— Begin —
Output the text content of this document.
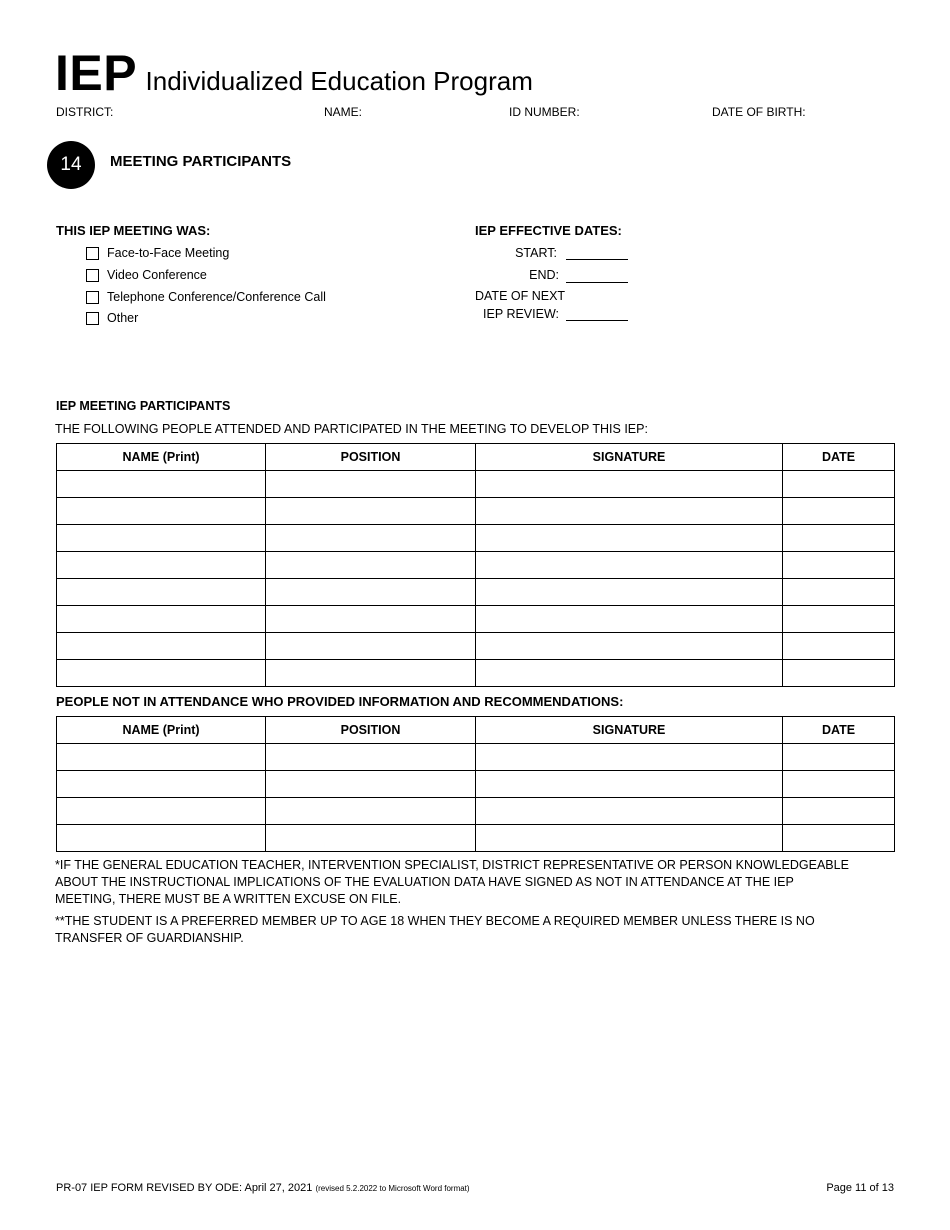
IEP Individualized Education Program
DISTRICT:	NAME:	ID NUMBER:	DATE OF BIRTH:
14	MEETING PARTICIPANTS
THIS IEP MEETING WAS:
Face-to-Face Meeting
Video Conference
Telephone Conference/Conference Call
Other
IEP EFFECTIVE DATES:
START:
END:
DATE OF NEXT
IEP REVIEW:
IEP MEETING PARTICIPANTS
THE FOLLOWING PEOPLE ATTENDED AND PARTICIPATED IN THE MEETING TO DEVELOP THIS IEP:
NAME (Print)	POSITION	SIGNATURE	DATE

PEOPLE NOT IN ATTENDANCE WHO PROVIDED INFORMATION AND RECOMMENDATIONS:
NAME (Print)	POSITION	SIGNATURE	DATE

*IF THE GENERAL EDUCATION TEACHER, INTERVENTION SPECIALIST, DISTRICT REPRESENTATIVE OR PERSON KNOWLEDGEABLE ABOUT THE INSTRUCTIONAL IMPLICATIONS OF THE EVALUATION DATA HAVE SIGNED AS NOT IN ATTENDANCE AT THE IEP MEETING, THERE MUST BE A WRITTEN EXCUSE ON FILE.
**THE STUDENT IS A PREFERRED MEMBER UP TO AGE 18 WHEN THEY BECOME A REQUIRED MEMBER UNLESS THERE IS NO TRANSFER OF GUARDIANSHIP.
PR-07 IEP FORM REVISED BY ODE: April 27, 2021 (revised 5.2.2022 to Microsoft Word format)	Page 11 of 13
— End —
Set task: Skip the pictures and print each record exactly as it stands.

Answer for this exercise:
Output the text content of this document.
IEP Individualized Education Program
DISTRICT:	NAME:	ID NUMBER:	DATE OF BIRTH:
14	MEETING PARTICIPANTS
THIS IEP MEETING WAS:
Face-to-Face Meeting
Video Conference
Telephone Conference/Conference Call
Other
IEP EFFECTIVE DATES:
START:
END:
DATE OF NEXT
IEP REVIEW:
IEP MEETING PARTICIPANTS
THE FOLLOWING PEOPLE ATTENDED AND PARTICIPATED IN THE MEETING TO DEVELOP THIS IEP:
NAME (Print)	POSITION	SIGNATURE	DATE

PEOPLE NOT IN ATTENDANCE WHO PROVIDED INFORMATION AND RECOMMENDATIONS:
NAME (Print)	POSITION	SIGNATURE	DATE

*IF THE GENERAL EDUCATION TEACHER, INTERVENTION SPECIALIST, DISTRICT REPRESENTATIVE OR PERSON KNOWLEDGEABLE ABOUT THE INSTRUCTIONAL IMPLICATIONS OF THE EVALUATION DATA HAVE SIGNED AS NOT IN ATTENDANCE AT THE IEP MEETING, THERE MUST BE A WRITTEN EXCUSE ON FILE.
**THE STUDENT IS A PREFERRED MEMBER UP TO AGE 18 WHEN THEY BECOME A REQUIRED MEMBER UNLESS THERE IS NO TRANSFER OF GUARDIANSHIP.
PR-07 IEP FORM REVISED BY ODE: April 27, 2021 (revised 5.2.2022 to Microsoft Word format)	Page 11 of 13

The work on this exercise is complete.